## What you should do
List all lines in the material below that contain "Majestät".

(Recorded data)

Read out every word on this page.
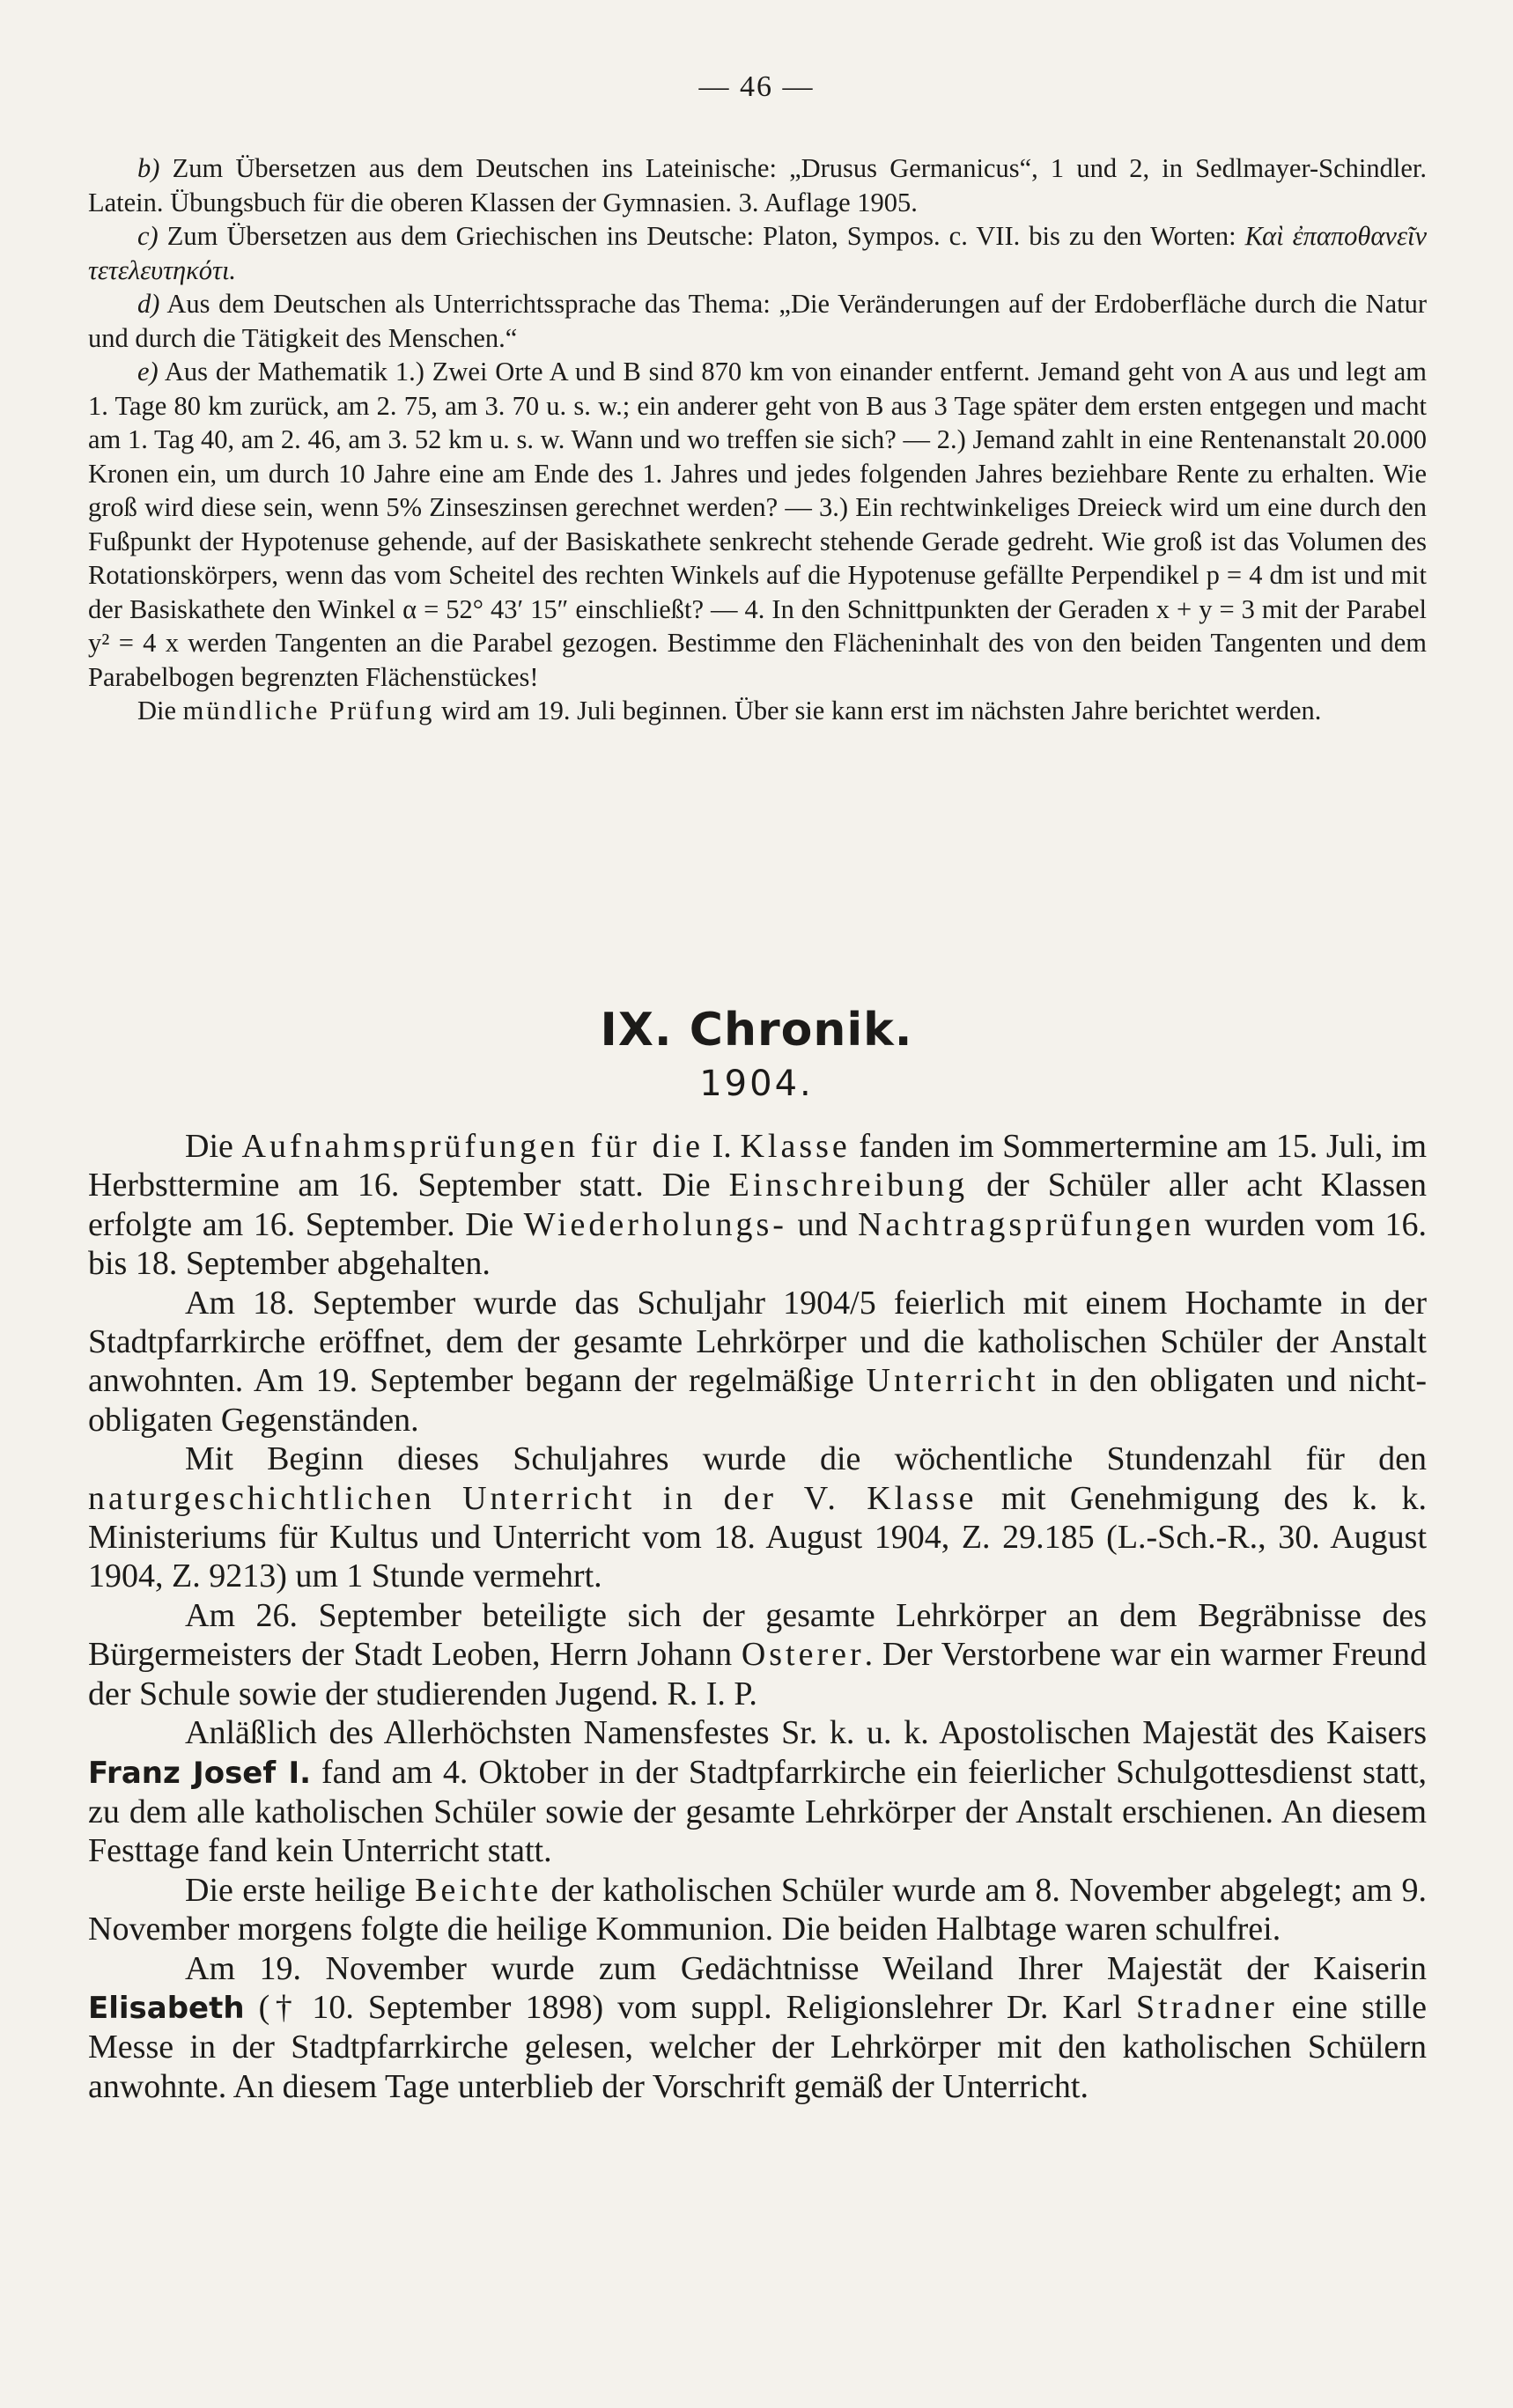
— 46 —

b) Zum Übersetzen aus dem Deutschen ins Lateinische: „Drusus Germanicus“, 1 und 2, in Sedlmayer-Schindler. Latein. Übungsbuch für die oberen Klassen der Gymnasien. 3. Auflage 1905.

c) Zum Übersetzen aus dem Griechischen ins Deutsche: Platon, Sympos. c. VII. bis zu den Worten: Καὶ ἐπαποθανεῖν τετελευτηκότι.

d) Aus dem Deutschen als Unterrichtssprache das Thema: „Die Veränderungen auf der Erdoberfläche durch die Natur und durch die Tätigkeit des Menschen.“

e) Aus der Mathematik 1.) Zwei Orte A und B sind 870 km von einander entfernt. Jemand geht von A aus und legt am 1. Tage 80 km zurück, am 2. 75, am 3. 70 u. s. w.; ein anderer geht von B aus 3 Tage später dem ersten entgegen und macht am 1. Tag 40, am 2. 46, am 3. 52 km u. s. w. Wann und wo treffen sie sich? — 2.) Jemand zahlt in eine Rentenanstalt 20.000 Kronen ein, um durch 10 Jahre eine am Ende des 1. Jahres und jedes folgenden Jahres beziehbare Rente zu erhalten. Wie groß wird diese sein, wenn 5% Zinseszinsen gerechnet werden? — 3.) Ein rechtwinkeliges Dreieck wird um eine durch den Fußpunkt der Hypotenuse gehende, auf der Basiskathete senkrecht stehende Gerade gedreht. Wie groß ist das Volumen des Rotationskörpers, wenn das vom Scheitel des rechten Winkels auf die Hypotenuse gefällte Perpendikel p = 4 dm ist und mit der Basiskathete den Winkel α = 52° 43′ 15″ einschließt? — 4. In den Schnittpunkten der Geraden x + y = 3 mit der Parabel y² = 4 x werden Tangenten an die Parabel gezogen. Bestimme den Flächeninhalt des von den beiden Tangenten und dem Parabelbogen begrenzten Flächenstückes!

Die mündliche Prüfung wird am 19. Juli beginnen. Über sie kann erst im nächsten Jahre berichtet werden.

IX. Chronik.
1904.

Die Aufnahmsprüfungen für die I. Klasse fanden im Sommertermine am 15. Juli, im Herbsttermine am 16. September statt. Die Einschreibung der Schüler aller acht Klassen erfolgte am 16. September. Die Wiederholungs- und Nachtragsprüfungen wurden vom 16. bis 18. September abgehalten.

Am 18. September wurde das Schuljahr 1904/5 feierlich mit einem Hochamte in der Stadtpfarrkirche eröffnet, dem der gesamte Lehrkörper und die katholischen Schüler der Anstalt anwohnten. Am 19. September begann der regelmäßige Unterricht in den obligaten und nicht-obligaten Gegenständen.

Mit Beginn dieses Schuljahres wurde die wöchentliche Stundenzahl für den naturgeschichtlichen Unterricht in der V. Klasse mit Genehmigung des k. k. Ministeriums für Kultus und Unterricht vom 18. August 1904, Z. 29.185 (L.-Sch.-R., 30. August 1904, Z. 9213) um 1 Stunde vermehrt.

Am 26. September beteiligte sich der gesamte Lehrkörper an dem Begräbnisse des Bürgermeisters der Stadt Leoben, Herrn Johann Osterer. Der Verstorbene war ein warmer Freund der Schule sowie der studierenden Jugend. R. I. P.

Anläßlich des Allerhöchsten Namensfestes Sr. k. u. k. Apostolischen Majestät des Kaisers Franz Josef I. fand am 4. Oktober in der Stadtpfarrkirche ein feierlicher Schulgottesdienst statt, zu dem alle katholischen Schüler sowie der gesamte Lehrkörper der Anstalt erschienen. An diesem Festtage fand kein Unterricht statt.

Die erste heilige Beichte der katholischen Schüler wurde am 8. November abgelegt; am 9. November morgens folgte die heilige Kommunion. Die beiden Halbtage waren schulfrei.

Am 19. November wurde zum Gedächtnisse Weiland Ihrer Majestät der Kaiserin Elisabeth († 10. September 1898) vom suppl. Religionslehrer Dr. Karl Stradner eine stille Messe in der Stadtpfarrkirche gelesen, welcher der Lehrkörper mit den katholischen Schülern anwohnte. An diesem Tage unterblieb der Vorschrift gemäß der Unterricht.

## Task output
Anläßlich des Allerhöchsten Namensfestes Sr. k. u. k. Apostolischen Majestät des Kaisers Franz Josef I. fand am 4. Oktober in der Stadtpfarrkirche ein feierlicher Schulgottesdienst statt, zu dem alle katholischen Schüler sowie der gesamte Lehrkörper der Anstalt erschienen. An diesem Festtage fand kein Unterricht statt.
Am 19. November wurde zum Gedächtnisse Weiland Ihrer Majestät der Kaiserin Elisabeth († 10. September 1898) vom suppl. Religionslehrer Dr. Karl Stradner eine stille Messe in der Stadtpfarrkirche gelesen, welcher der Lehrkörper mit den katholischen Schülern anwohnte. An diesem Tage unterblieb der Vorschrift gemäß der Unterricht.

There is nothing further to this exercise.